Job Manifest Specification¶
Overview¶
Each job submitted to Sandrun can include a manifest file (job.json) that specifies execution parameters. This allows for reproducible, queue-friendly batch processing.
Manifest Format¶
{
"entrypoint": "main.py",
"interpreter": "python3",
"environment": "ml-basic",
"args": ["--input", "data.csv"],
"env": {
"PYTHONPATH": "./lib"
},
"outputs": [
"results/",
"*.png",
"logs/*.log"
],
"requirements": "requirements.txt",
"timeout": 300,
"memory_mb": 512,
"cpu_seconds": 10
}
Fields¶
entrypoint (required)¶
- Type: string
- Description: The script or binary to execute
- Examples:
"main.py","run.sh","analyze.R"
interpreter (optional)¶
- Type: string
- Default: Auto-detected from file extension
- Options:
"python3","node","bash","ruby","Rscript" - Description: The interpreter to use for the entrypoint
environment (optional)¶
- Type: string
- Default: None (uses default Python environment)

LISTING:
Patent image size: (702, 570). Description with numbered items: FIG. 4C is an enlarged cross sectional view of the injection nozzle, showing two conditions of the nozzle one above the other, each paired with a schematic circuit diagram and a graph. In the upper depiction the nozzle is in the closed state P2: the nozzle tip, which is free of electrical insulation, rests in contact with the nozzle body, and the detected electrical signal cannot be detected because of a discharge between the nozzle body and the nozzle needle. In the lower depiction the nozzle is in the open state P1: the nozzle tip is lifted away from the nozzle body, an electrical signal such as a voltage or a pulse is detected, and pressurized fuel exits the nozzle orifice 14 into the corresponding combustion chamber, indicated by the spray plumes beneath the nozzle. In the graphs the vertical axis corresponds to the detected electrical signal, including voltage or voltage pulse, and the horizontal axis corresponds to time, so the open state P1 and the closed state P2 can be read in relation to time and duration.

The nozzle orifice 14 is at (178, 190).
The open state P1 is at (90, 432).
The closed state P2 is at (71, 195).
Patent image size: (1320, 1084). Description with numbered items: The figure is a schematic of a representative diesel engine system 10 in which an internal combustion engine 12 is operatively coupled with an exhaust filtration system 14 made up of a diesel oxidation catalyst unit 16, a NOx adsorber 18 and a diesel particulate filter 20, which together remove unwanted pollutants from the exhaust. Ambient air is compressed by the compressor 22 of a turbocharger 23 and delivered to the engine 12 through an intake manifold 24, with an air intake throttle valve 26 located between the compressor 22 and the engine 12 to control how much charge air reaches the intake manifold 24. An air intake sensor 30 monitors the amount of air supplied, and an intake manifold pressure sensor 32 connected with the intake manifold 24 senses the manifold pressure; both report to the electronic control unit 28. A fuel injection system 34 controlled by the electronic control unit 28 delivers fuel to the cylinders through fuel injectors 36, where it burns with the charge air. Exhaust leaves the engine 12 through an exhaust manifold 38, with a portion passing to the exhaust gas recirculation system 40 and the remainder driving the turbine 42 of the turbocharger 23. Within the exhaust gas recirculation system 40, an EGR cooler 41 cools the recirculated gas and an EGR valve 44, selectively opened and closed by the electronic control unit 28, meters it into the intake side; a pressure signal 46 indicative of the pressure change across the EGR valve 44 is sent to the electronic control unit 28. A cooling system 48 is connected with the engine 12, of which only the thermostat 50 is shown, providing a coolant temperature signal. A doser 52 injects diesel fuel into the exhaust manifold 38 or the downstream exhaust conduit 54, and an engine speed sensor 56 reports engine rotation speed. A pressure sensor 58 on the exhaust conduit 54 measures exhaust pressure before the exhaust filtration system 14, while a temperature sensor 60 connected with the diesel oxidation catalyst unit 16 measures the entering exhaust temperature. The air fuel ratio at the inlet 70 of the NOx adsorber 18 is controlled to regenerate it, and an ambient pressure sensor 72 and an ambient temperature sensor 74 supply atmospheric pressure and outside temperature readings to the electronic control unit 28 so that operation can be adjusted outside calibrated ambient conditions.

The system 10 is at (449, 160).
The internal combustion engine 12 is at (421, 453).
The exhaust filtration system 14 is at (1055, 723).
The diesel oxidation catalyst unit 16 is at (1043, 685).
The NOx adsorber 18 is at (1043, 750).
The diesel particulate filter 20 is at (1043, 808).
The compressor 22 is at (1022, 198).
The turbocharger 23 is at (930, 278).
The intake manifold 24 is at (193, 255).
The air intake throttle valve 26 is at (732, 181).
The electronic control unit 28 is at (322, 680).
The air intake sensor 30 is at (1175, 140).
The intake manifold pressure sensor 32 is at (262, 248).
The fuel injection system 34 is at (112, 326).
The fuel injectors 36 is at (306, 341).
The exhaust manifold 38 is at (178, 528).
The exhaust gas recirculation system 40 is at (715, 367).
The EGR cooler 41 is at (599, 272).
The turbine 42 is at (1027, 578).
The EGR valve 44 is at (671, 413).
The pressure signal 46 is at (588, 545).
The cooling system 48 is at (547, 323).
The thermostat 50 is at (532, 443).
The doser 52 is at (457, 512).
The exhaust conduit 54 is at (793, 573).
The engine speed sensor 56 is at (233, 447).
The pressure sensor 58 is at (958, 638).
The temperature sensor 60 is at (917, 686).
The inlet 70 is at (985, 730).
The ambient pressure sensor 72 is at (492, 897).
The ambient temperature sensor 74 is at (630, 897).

WORK INSTRUCTIONS:
• 1. Rewrite the stretch of the job manifest specification from "Job Manifest Specification¶" through "queue-friendly batch processing.", replacing "job.json" with "manifest.json".
• 2. In the job manifest specification, what is the default for the interpreter field?
• 3. According to the job manifest specification, why would a job submitted to Sandrun include a manifest file?
You won't need the entries for any of this.

OUTPUTS:
• 1.
Job Manifest Specification¶
Overview¶
Each job submitted to Sandrun can include a manifest file (manifest.json) that specifies execution parameters. This allows for reproducible, queue-friendly batch processing.

• 2. It is auto-detected from the file extension.

• 3. The manifest file specifies execution parameters. That allows for reproducible, queue-friendly batch processing.